### [Your objective]
Transcribe every entry word for word, but skip the images.
══ Extracted data ══
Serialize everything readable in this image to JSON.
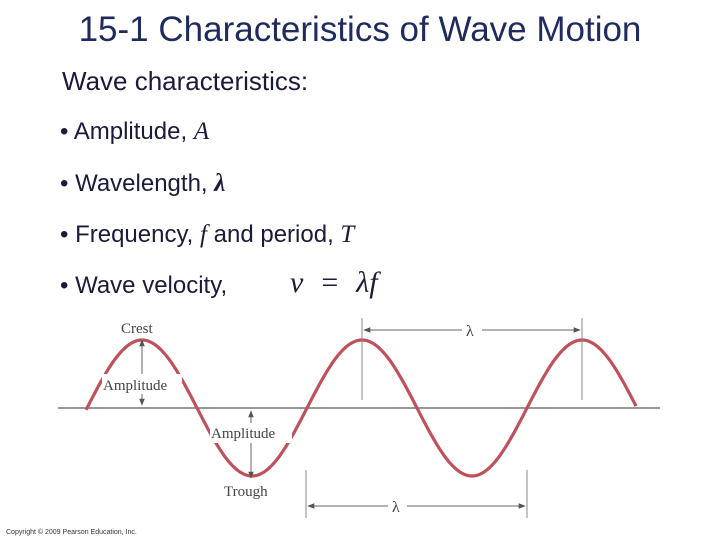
{
  "title": "15-1 Characteristics of Wave Motion",
  "subtitle": "Wave characteristics:",
  "bullets": [
    {
      "text": "• Amplitude, ",
      "symbol": "A"
    },
    {
      "text": "• Wavelength, ",
      "symbol": "λ"
    },
    {
      "text": "• Frequency, ",
      "symbol": "f",
      "text2": " and period, ",
      "symbol2": "T"
    },
    {
      "text": "• Wave velocity,"
    }
  ],
  "equation": {
    "lhs": "v",
    "op": "=",
    "rhs": "λf"
  },
  "diagram": {
    "crest": "Crest",
    "amplitude_top": "Amplitude",
    "amplitude_bottom": "Amplitude",
    "trough": "Trough",
    "lambda_top": "λ",
    "lambda_bottom": "λ",
    "wave_color": "#c0505a"
  },
  "copyright": "Copyright © 2009 Pearson Education, Inc."
}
═══
### [Exercise solution]
Serialize everything readable in this image to JSON.
{
  "title": "15-1 Characteristics of Wave Motion",
  "subtitle": "Wave characteristics:",
  "bullets": [
    {
      "text": "• Amplitude, ",
      "symbol": "A"
    },
    {
      "text": "• Wavelength, ",
      "symbol": "λ"
    },
    {
      "text": "• Frequency, ",
      "symbol": "f",
      "text2": " and period, ",
      "symbol2": "T"
    },
    {
      "text": "• Wave velocity,"
    }
  ],
  "equation": {
    "lhs": "v",
    "op": "=",
    "rhs": "λf"
  },
  "diagram": {
    "crest": "Crest",
    "amplitude_top": "Amplitude",
    "amplitude_bottom": "Amplitude",
    "trough": "Trough",
    "lambda_top": "λ",
    "lambda_bottom": "λ",
    "wave_color": "#c0505a"
  },
  "copyright": "Copyright © 2009 Pearson Education, Inc."
}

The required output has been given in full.